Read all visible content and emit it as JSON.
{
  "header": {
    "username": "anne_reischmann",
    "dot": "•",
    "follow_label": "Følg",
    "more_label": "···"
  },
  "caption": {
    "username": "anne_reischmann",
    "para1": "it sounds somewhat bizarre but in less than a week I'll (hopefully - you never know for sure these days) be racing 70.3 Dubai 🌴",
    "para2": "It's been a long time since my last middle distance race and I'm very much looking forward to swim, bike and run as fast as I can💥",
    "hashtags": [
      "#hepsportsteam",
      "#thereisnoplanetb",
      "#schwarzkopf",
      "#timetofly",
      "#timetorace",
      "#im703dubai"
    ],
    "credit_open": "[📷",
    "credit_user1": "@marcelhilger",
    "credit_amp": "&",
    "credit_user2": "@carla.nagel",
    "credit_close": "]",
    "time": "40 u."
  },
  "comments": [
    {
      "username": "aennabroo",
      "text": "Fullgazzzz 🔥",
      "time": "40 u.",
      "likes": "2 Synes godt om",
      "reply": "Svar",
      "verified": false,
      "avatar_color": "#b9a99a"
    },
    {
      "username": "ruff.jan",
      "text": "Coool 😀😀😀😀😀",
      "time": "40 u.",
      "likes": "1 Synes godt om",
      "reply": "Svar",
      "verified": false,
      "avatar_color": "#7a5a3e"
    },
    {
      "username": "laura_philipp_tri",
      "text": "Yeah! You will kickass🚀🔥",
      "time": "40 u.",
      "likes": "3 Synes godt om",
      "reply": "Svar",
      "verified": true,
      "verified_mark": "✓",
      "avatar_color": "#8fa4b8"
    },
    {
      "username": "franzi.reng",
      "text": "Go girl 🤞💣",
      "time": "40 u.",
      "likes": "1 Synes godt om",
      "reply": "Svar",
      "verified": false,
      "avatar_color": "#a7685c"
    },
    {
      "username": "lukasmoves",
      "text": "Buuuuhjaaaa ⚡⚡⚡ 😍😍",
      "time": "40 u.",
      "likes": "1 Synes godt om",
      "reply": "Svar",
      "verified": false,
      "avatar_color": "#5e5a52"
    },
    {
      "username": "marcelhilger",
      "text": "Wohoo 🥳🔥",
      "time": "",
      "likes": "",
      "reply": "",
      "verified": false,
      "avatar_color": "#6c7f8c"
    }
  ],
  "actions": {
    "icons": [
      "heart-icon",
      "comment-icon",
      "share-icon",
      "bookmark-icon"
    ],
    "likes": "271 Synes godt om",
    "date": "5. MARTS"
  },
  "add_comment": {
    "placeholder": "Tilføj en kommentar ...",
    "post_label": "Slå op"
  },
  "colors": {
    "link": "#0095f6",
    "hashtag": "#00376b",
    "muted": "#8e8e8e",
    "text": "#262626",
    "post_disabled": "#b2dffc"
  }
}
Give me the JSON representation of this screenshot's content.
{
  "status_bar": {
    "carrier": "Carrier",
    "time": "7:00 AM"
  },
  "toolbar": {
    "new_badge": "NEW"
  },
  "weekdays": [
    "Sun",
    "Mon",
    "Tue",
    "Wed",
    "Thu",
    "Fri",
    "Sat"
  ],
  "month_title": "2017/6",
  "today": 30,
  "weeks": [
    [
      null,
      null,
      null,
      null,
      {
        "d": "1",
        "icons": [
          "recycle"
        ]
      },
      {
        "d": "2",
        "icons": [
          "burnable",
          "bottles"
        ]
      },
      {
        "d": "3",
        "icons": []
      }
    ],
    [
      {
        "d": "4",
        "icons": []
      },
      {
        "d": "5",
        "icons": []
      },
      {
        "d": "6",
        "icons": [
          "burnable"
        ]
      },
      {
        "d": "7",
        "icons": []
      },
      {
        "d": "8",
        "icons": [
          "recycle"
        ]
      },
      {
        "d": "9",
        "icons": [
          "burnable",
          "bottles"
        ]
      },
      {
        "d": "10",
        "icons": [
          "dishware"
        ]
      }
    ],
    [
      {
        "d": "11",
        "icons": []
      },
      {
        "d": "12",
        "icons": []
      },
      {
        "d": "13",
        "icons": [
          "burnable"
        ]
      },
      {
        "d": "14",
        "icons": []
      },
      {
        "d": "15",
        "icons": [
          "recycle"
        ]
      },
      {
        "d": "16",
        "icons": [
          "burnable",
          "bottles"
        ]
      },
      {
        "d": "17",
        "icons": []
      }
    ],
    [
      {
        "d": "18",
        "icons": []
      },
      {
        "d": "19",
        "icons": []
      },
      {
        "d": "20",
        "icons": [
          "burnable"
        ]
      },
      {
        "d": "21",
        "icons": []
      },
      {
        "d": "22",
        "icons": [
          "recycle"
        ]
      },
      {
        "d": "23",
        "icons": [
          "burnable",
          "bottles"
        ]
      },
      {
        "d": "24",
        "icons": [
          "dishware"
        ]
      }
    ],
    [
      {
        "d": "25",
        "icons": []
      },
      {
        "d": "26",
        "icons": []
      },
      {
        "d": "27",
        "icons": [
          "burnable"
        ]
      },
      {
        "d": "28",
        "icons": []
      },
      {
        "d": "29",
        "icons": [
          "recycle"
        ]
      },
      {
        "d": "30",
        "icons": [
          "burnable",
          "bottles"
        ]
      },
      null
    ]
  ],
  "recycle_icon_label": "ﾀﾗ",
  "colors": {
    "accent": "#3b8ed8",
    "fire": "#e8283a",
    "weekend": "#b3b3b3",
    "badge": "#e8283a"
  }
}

++++++

• WHAT THE TASK REQUIRES: Repeat the records above exactly as they appear.

• TASK OUTPUT:
Read all visible content and emit it as JSON.
{
  "header": {
    "username": "anne_reischmann",
    "dot": "•",
    "follow_label": "Følg",
    "more_label": "···"
  },
  "caption": {
    "username": "anne_reischmann",
    "para1": "it sounds somewhat bizarre but in less than a week I'll (hopefully - you never know for sure these days) be racing 70.3 Dubai 🌴",
    "para2": "It's been a long time since my last middle distance race and I'm very much looking forward to swim, bike and run as fast as I can💥",
    "hashtags": [
      "#hepsportsteam",
      "#thereisnoplanetb",
      "#schwarzkopf",
      "#timetofly",
      "#timetorace",
      "#im703dubai"
    ],
    "credit_open": "[📷",
    "credit_user1": "@marcelhilger",
    "credit_amp": "&",
    "credit_user2": "@carla.nagel",
    "credit_close": "]",
    "time": "40 u."
  },
  "comments": [
    {
      "username": "aennabroo",
      "text": "Fullgazzzz 🔥",
      "time": "40 u.",
      "likes": "2 Synes godt om",
      "reply": "Svar",
      "verified": false,
      "avatar_color": "#b9a99a"
    },
    {
      "username": "ruff.jan",
      "text": "Coool 😀😀😀😀😀",
      "time": "40 u.",
      "likes": "1 Synes godt om",
      "reply": "Svar",
      "verified": false,
      "avatar_color": "#7a5a3e"
    },
    {
      "username": "laura_philipp_tri",
      "text": "Yeah! You will kickass🚀🔥",
      "time": "40 u.",
      "likes": "3 Synes godt om",
      "reply": "Svar",
      "verified": true,
      "verified_mark": "✓",
      "avatar_color": "#8fa4b8"
    },
    {
      "username": "franzi.reng",
      "text": "Go girl 🤞💣",
      "time": "40 u.",
      "likes": "1 Synes godt om",
      "reply": "Svar",
      "verified": false,
      "avatar_color": "#a7685c"
    },
    {
      "username": "lukasmoves",
      "text": "Buuuuhjaaaa ⚡⚡⚡ 😍😍",
      "time": "40 u.",
      "likes": "1 Synes godt om",
      "reply": "Svar",
      "verified": false,
      "avatar_color": "#5e5a52"
    },
    {
      "username": "marcelhilger",
      "text": "Wohoo 🥳🔥",
      "time": "",
      "likes": "",
      "reply": "",
      "verified": false,
      "avatar_color": "#6c7f8c"
    }
  ],
  "actions": {
    "icons": [
      "heart-icon",
      "comment-icon",
      "share-icon",
      "bookmark-icon"
    ],
    "likes": "271 Synes godt om",
    "date": "5. MARTS"
  },
  "add_comment": {
    "placeholder": "Tilføj en kommentar ...",
    "post_label": "Slå op"
  },
  "colors": {
    "link": "#0095f6",
    "hashtag": "#00376b",
    "muted": "#8e8e8e",
    "text": "#262626",
    "post_disabled": "#b2dffc"
  }
}
Give me the JSON representation of this screenshot's content.
{
  "status_bar": {
    "carrier": "Carrier",
    "time": "7:00 AM"
  },
  "toolbar": {
    "new_badge": "NEW"
  },
  "weekdays": [
    "Sun",
    "Mon",
    "Tue",
    "Wed",
    "Thu",
    "Fri",
    "Sat"
  ],
  "month_title": "2017/6",
  "today": 30,
  "weeks": [
    [
      null,
      null,
      null,
      null,
      {
        "d": "1",
        "icons": [
          "recycle"
        ]
      },
      {
        "d": "2",
        "icons": [
          "burnable",
          "bottles"
        ]
      },
      {
        "d": "3",
        "icons": []
      }
    ],
    [
      {
        "d": "4",
        "icons": []
      },
      {
        "d": "5",
        "icons": []
      },
      {
        "d": "6",
        "icons": [
          "burnable"
        ]
      },
      {
        "d": "7",
        "icons": []
      },
      {
        "d": "8",
        "icons": [
          "recycle"
        ]
      },
      {
        "d": "9",
        "icons": [
          "burnable",
          "bottles"
        ]
      },
      {
        "d": "10",
        "icons": [
          "dishware"
        ]
      }
    ],
    [
      {
        "d": "11",
        "icons": []
      },
      {
        "d": "12",
        "icons": []
      },
      {
        "d": "13",
        "icons": [
          "burnable"
        ]
      },
      {
        "d": "14",
        "icons": []
      },
      {
        "d": "15",
        "icons": [
          "recycle"
        ]
      },
      {
        "d": "16",
        "icons": [
          "burnable",
          "bottles"
        ]
      },
      {
        "d": "17",
        "icons": []
      }
    ],
    [
      {
        "d": "18",
        "icons": []
      },
      {
        "d": "19",
        "icons": []
      },
      {
        "d": "20",
        "icons": [
          "burnable"
        ]
      },
      {
        "d": "21",
        "icons": []
      },
      {
        "d": "22",
        "icons": [
          "recycle"
        ]
      },
      {
        "d": "23",
        "icons": [
          "burnable",
          "bottles"
        ]
      },
      {
        "d": "24",
        "icons": [
          "dishware"
        ]
      }
    ],
    [
      {
        "d": "25",
        "icons": []
      },
      {
        "d": "26",
        "icons": []
      },
      {
        "d": "27",
        "icons": [
          "burnable"
        ]
      },
      {
        "d": "28",
        "icons": []
      },
      {
        "d": "29",
        "icons": [
          "recycle"
        ]
      },
      {
        "d": "30",
        "icons": [
          "burnable",
          "bottles"
        ]
      },
      null
    ]
  ],
  "recycle_icon_label": "ﾀﾗ",
  "colors": {
    "accent": "#3b8ed8",
    "fire": "#e8283a",
    "weekend": "#b3b3b3",
    "badge": "#e8283a"
  }
}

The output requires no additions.